• [Given instruction] Take every line where the string "values" appears and copy it.
======== Data records
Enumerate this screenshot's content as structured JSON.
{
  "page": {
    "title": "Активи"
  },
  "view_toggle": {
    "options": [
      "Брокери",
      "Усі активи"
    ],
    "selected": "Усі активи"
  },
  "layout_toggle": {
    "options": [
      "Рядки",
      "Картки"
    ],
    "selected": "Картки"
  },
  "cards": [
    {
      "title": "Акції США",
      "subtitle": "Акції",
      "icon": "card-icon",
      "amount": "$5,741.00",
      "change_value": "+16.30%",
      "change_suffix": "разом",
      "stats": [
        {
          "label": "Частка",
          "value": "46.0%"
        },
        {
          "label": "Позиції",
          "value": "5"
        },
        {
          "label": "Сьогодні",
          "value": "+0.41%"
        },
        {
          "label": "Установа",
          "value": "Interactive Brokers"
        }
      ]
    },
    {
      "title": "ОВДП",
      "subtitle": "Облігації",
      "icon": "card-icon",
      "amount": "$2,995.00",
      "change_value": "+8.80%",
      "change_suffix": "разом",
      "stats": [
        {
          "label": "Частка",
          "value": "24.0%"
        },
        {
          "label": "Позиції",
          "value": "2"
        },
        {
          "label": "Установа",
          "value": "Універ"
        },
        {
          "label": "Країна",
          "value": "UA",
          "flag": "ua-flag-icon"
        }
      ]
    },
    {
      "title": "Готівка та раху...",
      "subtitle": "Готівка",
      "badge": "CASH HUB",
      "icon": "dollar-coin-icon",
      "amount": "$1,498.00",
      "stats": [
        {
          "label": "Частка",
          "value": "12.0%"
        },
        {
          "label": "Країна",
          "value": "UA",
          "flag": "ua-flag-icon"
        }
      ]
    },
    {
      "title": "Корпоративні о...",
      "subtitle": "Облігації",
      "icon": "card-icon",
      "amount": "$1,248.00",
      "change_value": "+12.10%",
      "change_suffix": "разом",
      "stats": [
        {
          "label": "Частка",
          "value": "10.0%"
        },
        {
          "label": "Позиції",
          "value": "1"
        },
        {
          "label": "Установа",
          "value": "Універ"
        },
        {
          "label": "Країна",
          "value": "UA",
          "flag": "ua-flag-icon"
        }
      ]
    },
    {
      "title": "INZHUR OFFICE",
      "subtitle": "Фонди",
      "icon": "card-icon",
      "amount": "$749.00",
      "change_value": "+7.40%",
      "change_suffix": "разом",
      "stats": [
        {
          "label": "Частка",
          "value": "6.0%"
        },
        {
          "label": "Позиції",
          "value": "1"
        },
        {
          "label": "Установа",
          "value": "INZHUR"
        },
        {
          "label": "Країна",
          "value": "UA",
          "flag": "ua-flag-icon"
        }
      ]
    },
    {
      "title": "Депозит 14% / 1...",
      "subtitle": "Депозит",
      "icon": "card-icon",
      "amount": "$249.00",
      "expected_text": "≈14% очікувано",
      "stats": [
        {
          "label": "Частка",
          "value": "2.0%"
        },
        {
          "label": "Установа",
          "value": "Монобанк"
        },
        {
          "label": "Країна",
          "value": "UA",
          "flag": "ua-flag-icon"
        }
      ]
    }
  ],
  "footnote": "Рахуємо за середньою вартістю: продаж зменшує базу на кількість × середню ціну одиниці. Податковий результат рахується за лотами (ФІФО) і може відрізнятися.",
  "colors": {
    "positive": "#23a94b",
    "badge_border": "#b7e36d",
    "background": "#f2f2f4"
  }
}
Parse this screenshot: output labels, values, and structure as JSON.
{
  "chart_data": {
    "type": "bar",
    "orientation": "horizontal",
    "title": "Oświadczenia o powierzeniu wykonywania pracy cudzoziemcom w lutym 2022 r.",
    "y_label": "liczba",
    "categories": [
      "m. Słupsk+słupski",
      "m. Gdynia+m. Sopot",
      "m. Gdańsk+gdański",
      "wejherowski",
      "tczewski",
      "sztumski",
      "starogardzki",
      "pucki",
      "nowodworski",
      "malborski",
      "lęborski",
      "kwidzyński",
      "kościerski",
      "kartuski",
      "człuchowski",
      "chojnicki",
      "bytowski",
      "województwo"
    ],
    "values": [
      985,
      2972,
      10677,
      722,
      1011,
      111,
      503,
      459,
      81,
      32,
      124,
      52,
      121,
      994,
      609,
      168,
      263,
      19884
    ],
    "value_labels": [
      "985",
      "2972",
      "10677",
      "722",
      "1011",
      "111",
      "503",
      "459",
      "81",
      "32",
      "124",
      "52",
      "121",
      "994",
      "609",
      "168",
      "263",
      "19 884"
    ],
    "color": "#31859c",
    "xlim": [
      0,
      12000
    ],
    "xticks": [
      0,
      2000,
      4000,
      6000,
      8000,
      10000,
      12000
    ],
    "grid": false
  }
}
================
• [Task response]
Parse this screenshot: output labels, values, and structure as JSON.
    "values": [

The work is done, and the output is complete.